▸ Work to be completed
Copy every entry exactly.

[Collected data entries]
################

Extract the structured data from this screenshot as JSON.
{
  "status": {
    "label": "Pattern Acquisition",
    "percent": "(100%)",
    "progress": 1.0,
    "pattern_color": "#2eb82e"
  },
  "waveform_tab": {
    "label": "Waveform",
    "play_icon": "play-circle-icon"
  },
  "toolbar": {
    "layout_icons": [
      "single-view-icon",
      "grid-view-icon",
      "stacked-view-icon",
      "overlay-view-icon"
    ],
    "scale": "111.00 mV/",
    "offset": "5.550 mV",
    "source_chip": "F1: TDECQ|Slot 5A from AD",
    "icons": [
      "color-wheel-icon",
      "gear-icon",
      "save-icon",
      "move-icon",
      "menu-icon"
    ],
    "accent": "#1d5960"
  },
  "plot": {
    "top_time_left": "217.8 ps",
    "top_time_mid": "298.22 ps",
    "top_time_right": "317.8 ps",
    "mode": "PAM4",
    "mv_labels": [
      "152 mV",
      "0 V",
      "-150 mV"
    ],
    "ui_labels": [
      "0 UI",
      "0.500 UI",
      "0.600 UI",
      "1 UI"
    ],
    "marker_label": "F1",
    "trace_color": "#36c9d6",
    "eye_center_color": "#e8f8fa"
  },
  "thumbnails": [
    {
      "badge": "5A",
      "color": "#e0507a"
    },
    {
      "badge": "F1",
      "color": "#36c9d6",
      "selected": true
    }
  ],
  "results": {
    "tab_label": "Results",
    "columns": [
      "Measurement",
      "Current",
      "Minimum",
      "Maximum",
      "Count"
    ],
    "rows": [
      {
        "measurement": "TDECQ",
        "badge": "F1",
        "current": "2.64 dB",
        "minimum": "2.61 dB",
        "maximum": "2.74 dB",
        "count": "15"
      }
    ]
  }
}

################

▸ Full answer
Extract the structured data from this screenshot as JSON.
{
  "status": {
    "label": "Pattern Acquisition",
    "percent": "(100%)",
    "progress": 1.0,
    "pattern_color": "#2eb82e"
  },
  "waveform_tab": {
    "label": "Waveform",
    "play_icon": "play-circle-icon"
  },
  "toolbar": {
    "layout_icons": [
      "single-view-icon",
      "grid-view-icon",
      "stacked-view-icon",
      "overlay-view-icon"
    ],
    "scale": "111.00 mV/",
    "offset": "5.550 mV",
    "source_chip": "F1: TDECQ|Slot 5A from AD",
    "icons": [
      "color-wheel-icon",
      "gear-icon",
      "save-icon",
      "move-icon",
      "menu-icon"
    ],
    "accent": "#1d5960"
  },
  "plot": {
    "top_time_left": "217.8 ps",
    "top_time_mid": "298.22 ps",
    "top_time_right": "317.8 ps",
    "mode": "PAM4",
    "mv_labels": [
      "152 mV",
      "0 V",
      "-150 mV"
    ],
    "ui_labels": [
      "0 UI",
      "0.500 UI",
      "0.600 UI",
      "1 UI"
    ],
    "marker_label": "F1",
    "trace_color": "#36c9d6",
    "eye_center_color": "#e8f8fa"
  },
  "thumbnails": [
    {
      "badge": "5A",
      "color": "#e0507a"
    },
    {
      "badge": "F1",
      "color": "#36c9d6",
      "selected": true
    }
  ],
  "results": {
    "tab_label": "Results",
    "columns": [
      "Measurement",
      "Current",
      "Minimum",
      "Maximum",
      "Count"
    ],
    "rows": [
      {
        "measurement": "TDECQ",
        "badge": "F1",
        "current": "2.64 dB",
        "minimum": "2.61 dB",
        "maximum": "2.74 dB",
        "count": "15"
      }
    ]
  }
}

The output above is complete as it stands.